■ Exercise aim
What is the number of lines in these entries that include "référence"? Write that number and no other text.

Dataset items:
◆ ◆ ◆ ◆

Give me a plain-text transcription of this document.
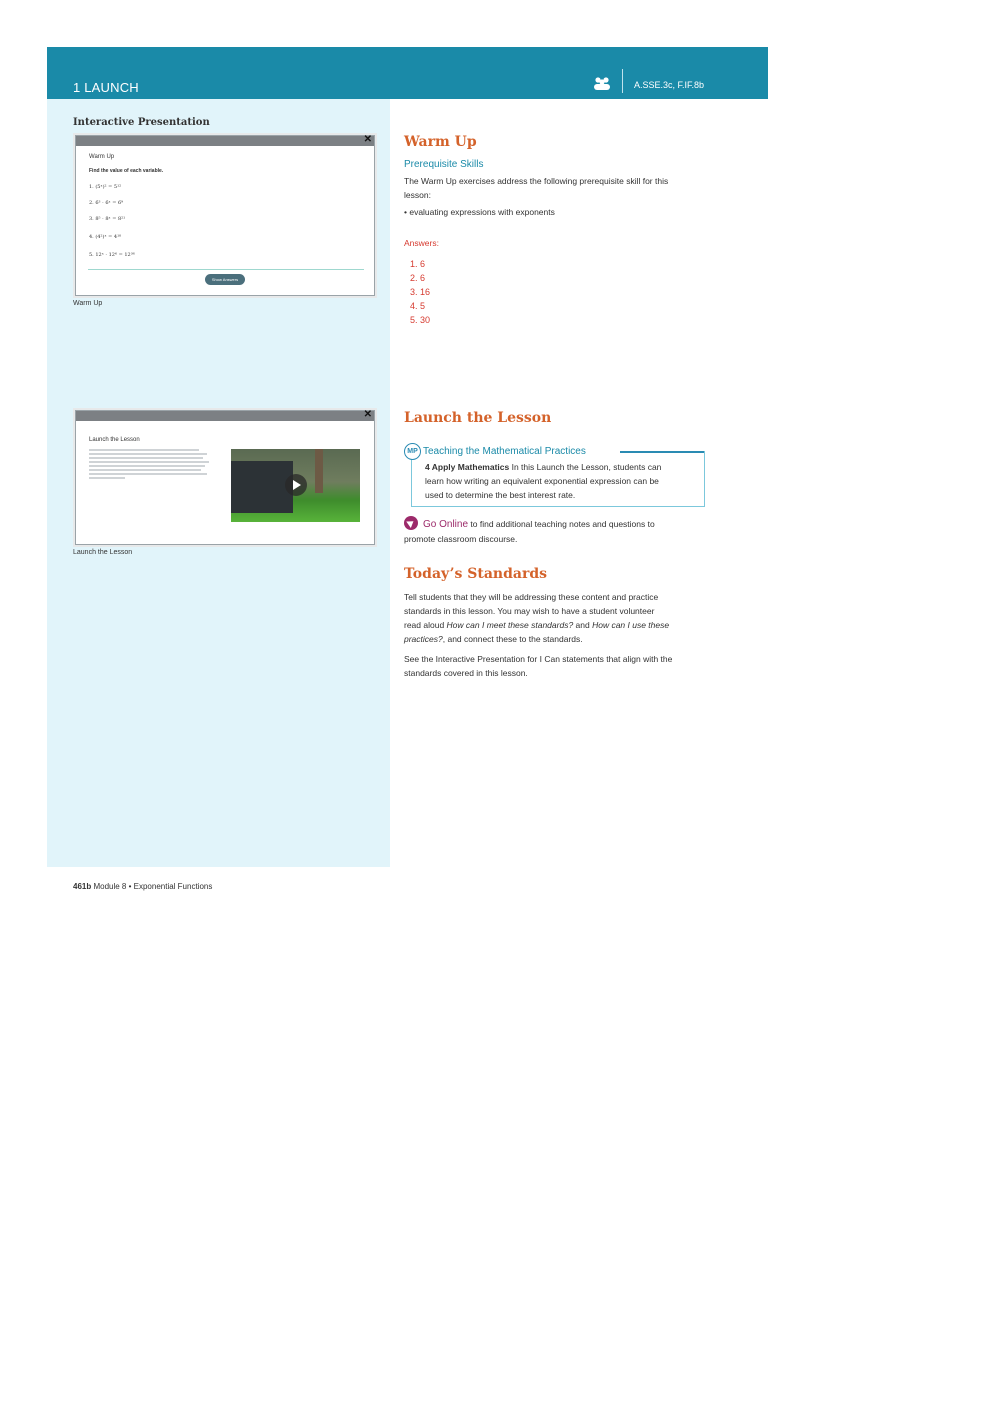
1 LAUNCH	A.SSE.3c, F.IF.8b
Interactive Presentation
✕
Warm Up
Find the value of each variable.
1. (5ˣ)² = 5¹²
2. 6³ · 6ˣ = 6⁹
3. 8⁵ · 8ˣ = 8²¹
4. (4²)ˣ = 4¹⁰
5. 12ˣ · 12⁶ = 12³⁶
Show Answers
Warm Up
✕
Launch the Lesson
Launch the Lesson
Warm Up
Prerequisite Skills
The Warm Up exercises address the following prerequisite skill for this
lesson:
• evaluating expressions with exponents
Answers:
1. 6
2. 6
3. 16
4. 5
5. 30
Launch the Lesson
MP Teaching the Mathematical Practices
4 Apply Mathematics In this Launch the Lesson, students can
learn how writing an equivalent exponential expression can be
used to determine the best interest rate.
Go Online to find additional teaching notes and questions to
promote classroom discourse.
Today’s Standards
Tell students that they will be addressing these content and practice
standards in this lesson. You may wish to have a student volunteer
read aloud How can I meet these standards? and How can I use these
practices?, and connect these to the standards.
See the Interactive Presentation for I Can statements that align with the
standards covered in this lesson.
461b Module 8 • Exponential Functions
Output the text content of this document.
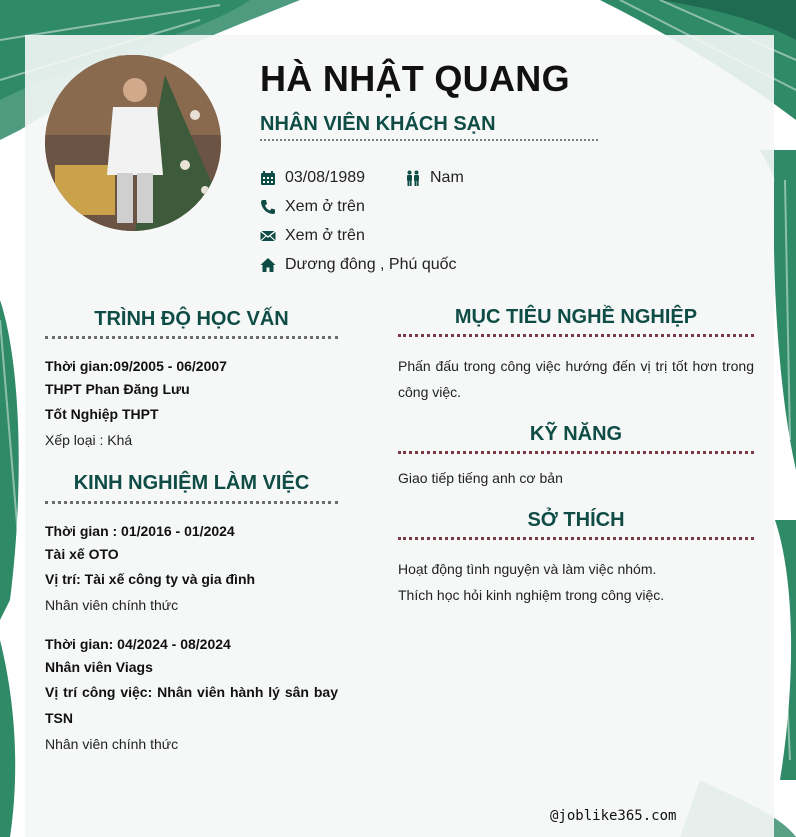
HÀ NHẬT QUANG
NHÂN VIÊN KHÁCH SẠN
03/08/1989	Nam
Xem ở trên
Xem ở trên
Dương đông , Phú quốc
TRÌNH ĐỘ HỌC VẤN
Thời gian:09/2005 - 06/2007
THPT Phan Đăng Lưu
Tốt Nghiệp THPT
Xếp loại : Khá
KINH NGHIỆM LÀM VIỆC
Thời gian : 01/2016 - 01/2024
Tài xế OTO
Vị trí: Tài xế công ty và gia đình
Nhân viên chính thức
Thời gian: 04/2024 - 08/2024
Nhân viên Viags
Vị trí công việc: Nhân viên hành lý sân bay TSN
Nhân viên chính thức
MỤC TIÊU NGHỀ NGHIỆP
Phấn đấu trong công việc hướng đến vị trị tốt hơn trong công việc.
KỸ NĂNG
Giao tiếp tiếng anh cơ bản
SỞ THÍCH
Hoạt động tình nguyện và làm việc nhóm.
Thích học hỏi kinh nghiệm trong công việc.
@joblike365.com
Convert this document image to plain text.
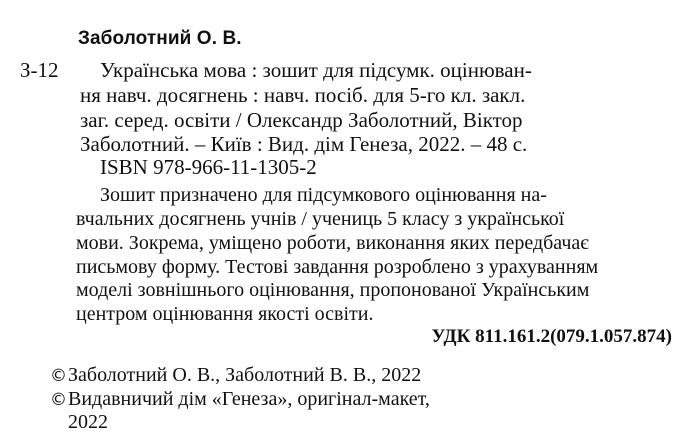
Заболотний О. В.
З-12 Українська мова : зошит для підсумк. оцінюван-
ня навч. досягнень : навч. посіб. для 5-го кл. закл.
заг. серед. освіти / Олександр Заболотний, Віктор
Заболотний. – Київ : Вид. дім Генеза, 2022. – 48 с.
ISBN 978-966-11-1305-2
Зошит призначено для підсумкового оцінювання на-
вчальних досягнень учнів / учениць 5 класу з української
мови. Зокрема, уміщено роботи, виконання яких передбачає
письмову форму. Тестові завдання розроблено з урахуванням
моделі зовнішнього оцінювання, пропонованої Українським
центром оцінювання якості освіти.
УДК 811.161.2(079.1.057.874)
©Заболотний О. В., Заболотний В. В., 2022
©Видавничий дім «Генеза», оригінал-макет,
2022
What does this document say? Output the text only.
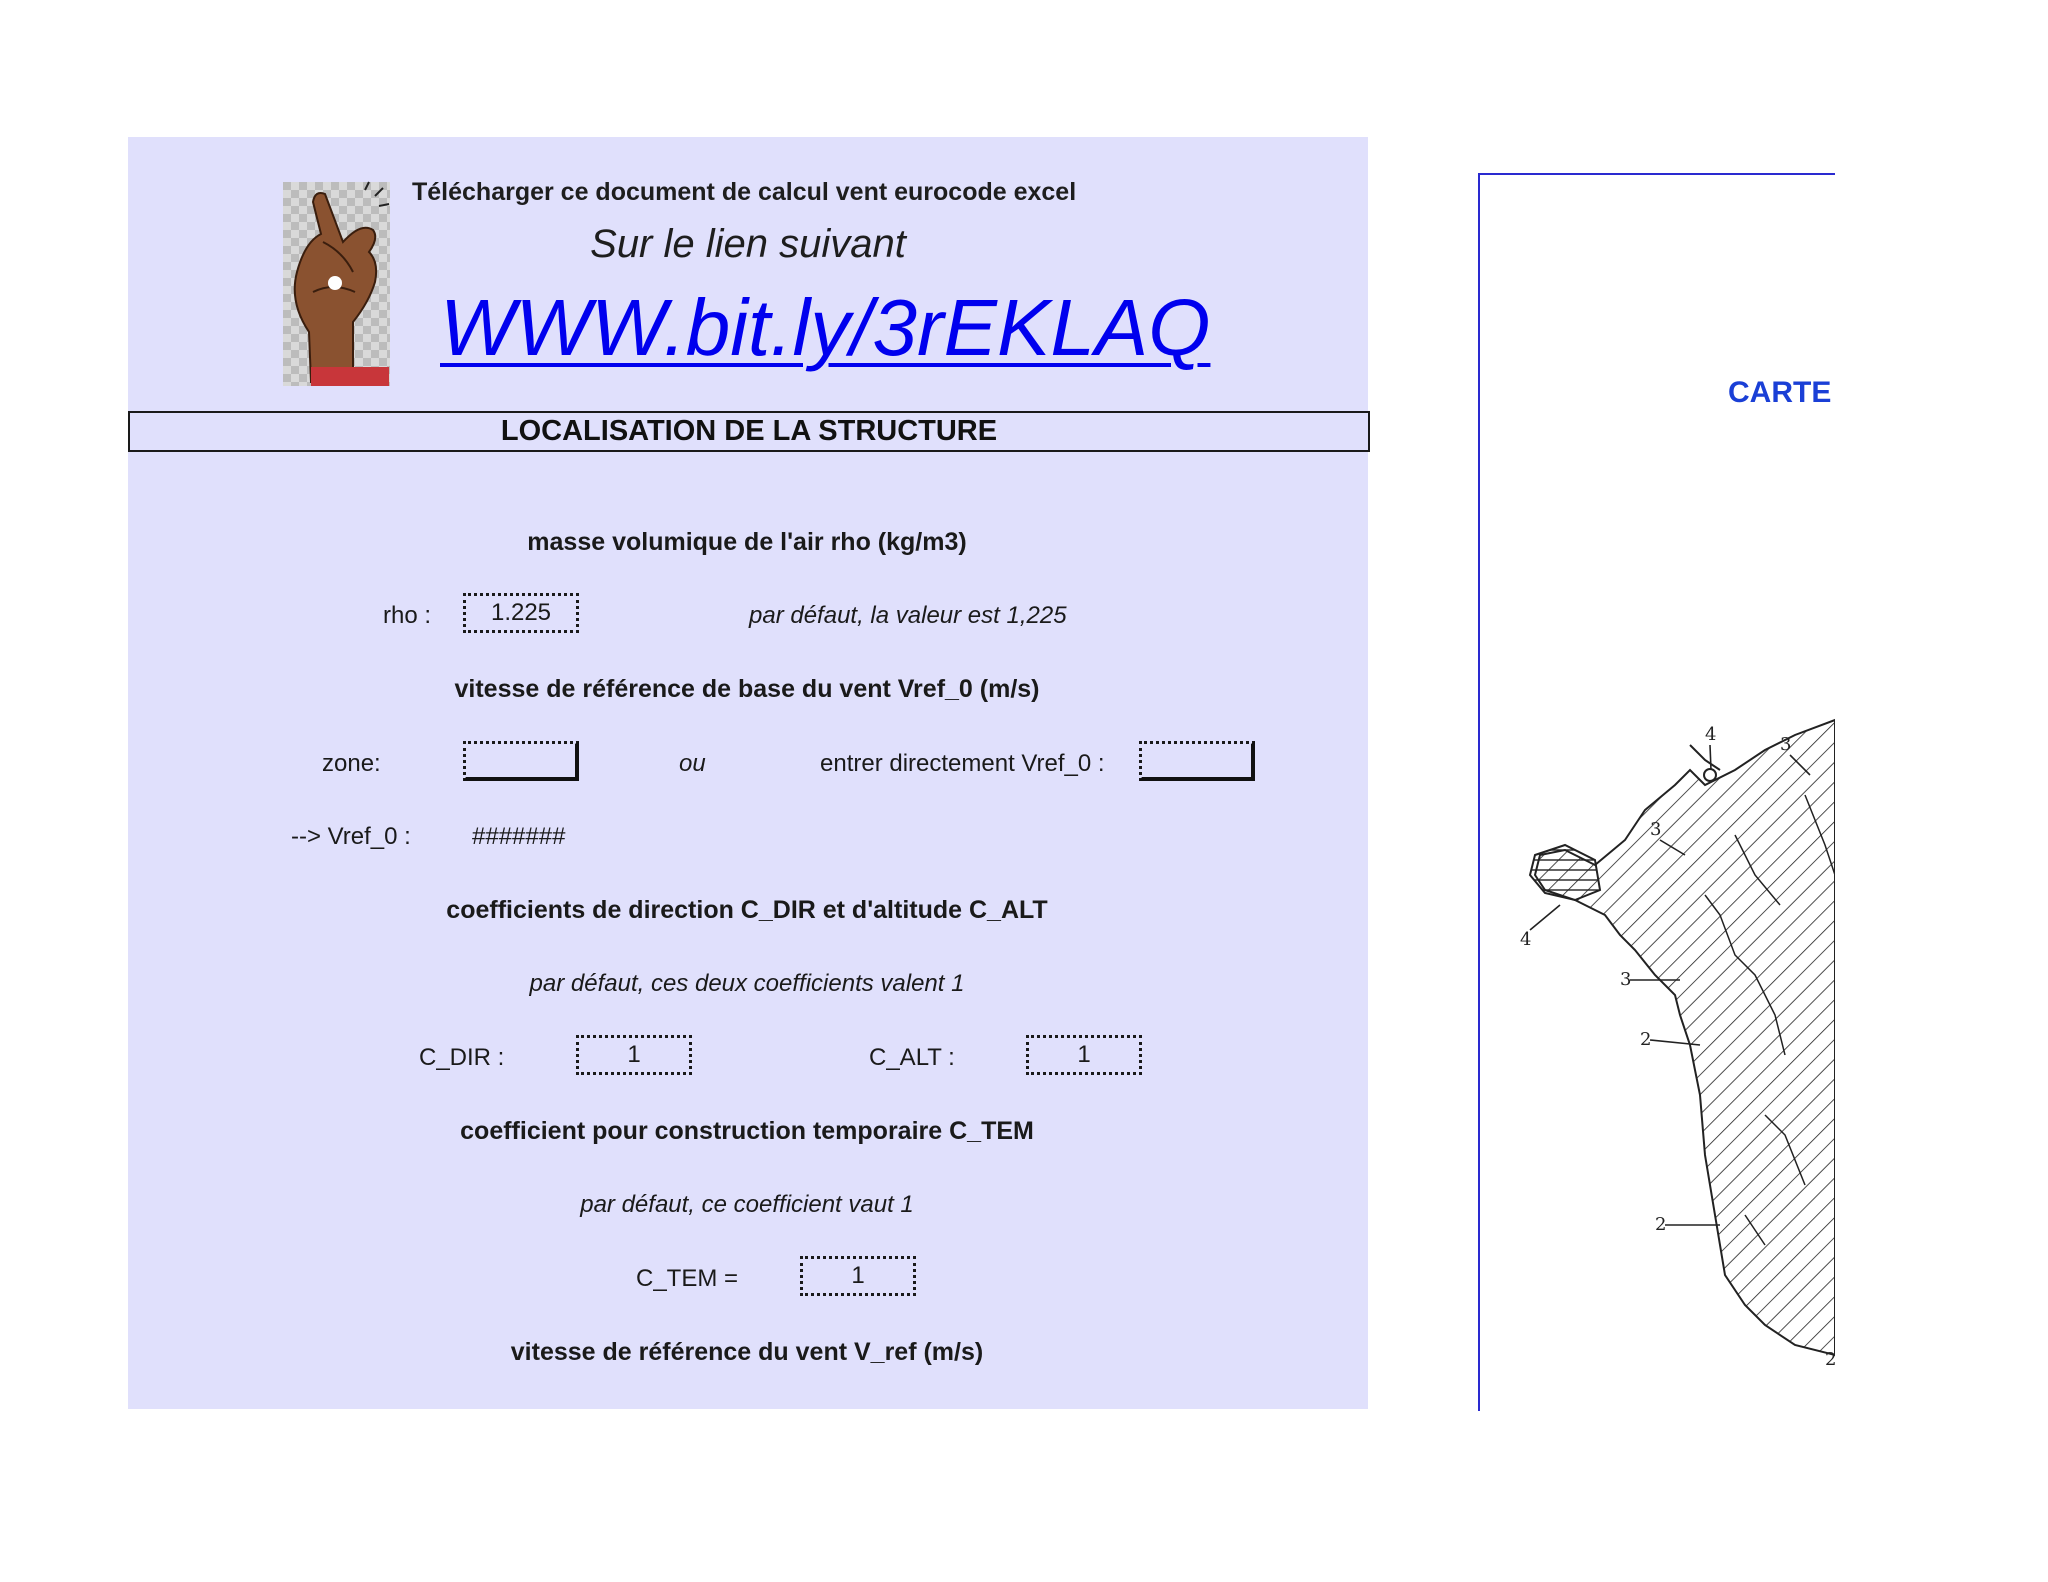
Télécharger ce document de calcul vent eurocode excel
Sur le lien suivant
WWW.bit.ly/3rEKLAQ
LOCALISATION DE LA STRUCTURE
masse volumique de l'air rho (kg/m3)
rho :	1.225	par défaut, la valeur est 1,225
vitesse de référence de base du vent Vref_0 (m/s)
zone:	ou	entrer directement Vref_0 :
--> Vref_0 :	#######
coefficients de direction C_DIR et d'altitude C_ALT
par défaut, ces deux coefficients valent 1
C_DIR :	1	C_ALT :	1
coefficient pour construction temporaire C_TEM
par défaut, ce coefficient vaut 1
C_TEM =	1
vitesse de référence du vent V_ref (m/s)
CARTE
4	3
3
4
3
2
2
2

◆ ◆ ◆ ◆

■ Reply to the exercise
2